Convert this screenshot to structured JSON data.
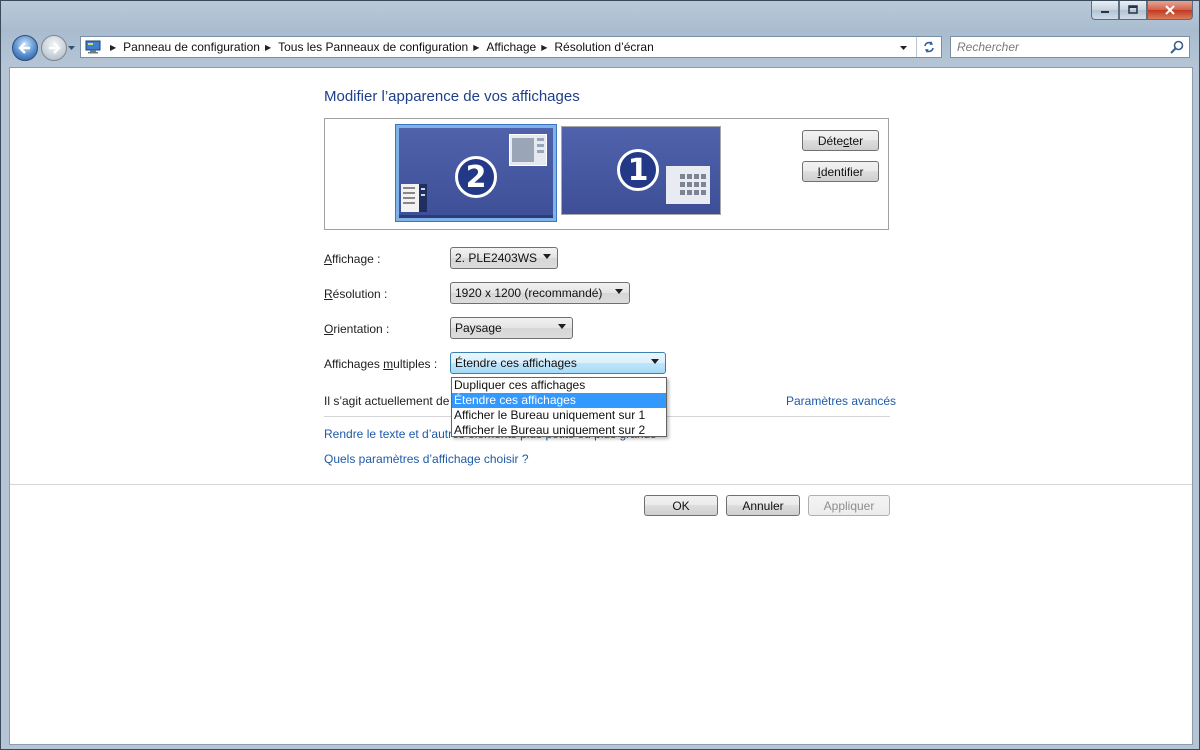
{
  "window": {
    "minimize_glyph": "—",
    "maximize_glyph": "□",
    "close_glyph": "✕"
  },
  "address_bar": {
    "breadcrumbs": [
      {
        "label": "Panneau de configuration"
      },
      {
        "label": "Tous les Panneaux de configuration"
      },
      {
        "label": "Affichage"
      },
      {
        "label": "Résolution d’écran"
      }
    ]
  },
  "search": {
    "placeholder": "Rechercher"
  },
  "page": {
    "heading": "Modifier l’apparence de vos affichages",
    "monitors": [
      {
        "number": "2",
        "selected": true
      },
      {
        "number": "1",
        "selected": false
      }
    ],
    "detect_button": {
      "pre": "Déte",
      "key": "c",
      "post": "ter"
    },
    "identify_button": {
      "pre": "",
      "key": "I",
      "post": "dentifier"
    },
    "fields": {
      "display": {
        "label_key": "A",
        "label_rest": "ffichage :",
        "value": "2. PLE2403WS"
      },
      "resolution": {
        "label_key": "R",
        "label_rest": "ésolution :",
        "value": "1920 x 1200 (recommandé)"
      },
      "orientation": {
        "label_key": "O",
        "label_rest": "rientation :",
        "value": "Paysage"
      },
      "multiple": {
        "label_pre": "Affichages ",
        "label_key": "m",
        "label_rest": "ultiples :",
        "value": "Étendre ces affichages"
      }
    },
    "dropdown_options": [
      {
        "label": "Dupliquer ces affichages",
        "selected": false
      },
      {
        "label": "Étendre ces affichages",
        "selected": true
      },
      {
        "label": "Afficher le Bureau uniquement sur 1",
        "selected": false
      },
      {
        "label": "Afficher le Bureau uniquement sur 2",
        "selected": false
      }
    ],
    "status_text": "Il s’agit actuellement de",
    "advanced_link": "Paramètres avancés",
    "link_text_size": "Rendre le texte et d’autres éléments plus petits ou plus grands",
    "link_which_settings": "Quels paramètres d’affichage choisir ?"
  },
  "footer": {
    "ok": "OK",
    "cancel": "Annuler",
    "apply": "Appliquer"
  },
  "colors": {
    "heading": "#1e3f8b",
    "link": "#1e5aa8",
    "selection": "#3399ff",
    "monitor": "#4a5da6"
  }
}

════

## What is asked
All preceding records should be duplicated verbatim, images excepted.

## Full answer
Convert this screenshot to structured JSON data.
{
  "window": {
    "minimize_glyph": "—",
    "maximize_glyph": "□",
    "close_glyph": "✕"
  },
  "address_bar": {
    "breadcrumbs": [
      {
        "label": "Panneau de configuration"
      },
      {
        "label": "Tous les Panneaux de configuration"
      },
      {
        "label": "Affichage"
      },
      {
        "label": "Résolution d’écran"
      }
    ]
  },
  "search": {
    "placeholder": "Rechercher"
  },
  "page": {
    "heading": "Modifier l’apparence de vos affichages",
    "monitors": [
      {
        "number": "2",
        "selected": true
      },
      {
        "number": "1",
        "selected": false
      }
    ],
    "detect_button": {
      "pre": "Déte",
      "key": "c",
      "post": "ter"
    },
    "identify_button": {
      "pre": "",
      "key": "I",
      "post": "dentifier"
    },
    "fields": {
      "display": {
        "label_key": "A",
        "label_rest": "ffichage :",
        "value": "2. PLE2403WS"
      },
      "resolution": {
        "label_key": "R",
        "label_rest": "ésolution :",
        "value": "1920 x 1200 (recommandé)"
      },
      "orientation": {
        "label_key": "O",
        "label_rest": "rientation :",
        "value": "Paysage"
      },
      "multiple": {
        "label_pre": "Affichages ",
        "label_key": "m",
        "label_rest": "ultiples :",
        "value": "Étendre ces affichages"
      }
    },
    "dropdown_options": [
      {
        "label": "Dupliquer ces affichages",
        "selected": false
      },
      {
        "label": "Étendre ces affichages",
        "selected": true
      },
      {
        "label": "Afficher le Bureau uniquement sur 1",
        "selected": false
      },
      {
        "label": "Afficher le Bureau uniquement sur 2",
        "selected": false
      }
    ],
    "status_text": "Il s’agit actuellement de",
    "advanced_link": "Paramètres avancés",
    "link_text_size": "Rendre le texte et d’autres éléments plus petits ou plus grands",
    "link_which_settings": "Quels paramètres d’affichage choisir ?"
  },
  "footer": {
    "ok": "OK",
    "cancel": "Annuler",
    "apply": "Appliquer"
  },
  "colors": {
    "heading": "#1e3f8b",
    "link": "#1e5aa8",
    "selection": "#3399ff",
    "monitor": "#4a5da6"
  }
}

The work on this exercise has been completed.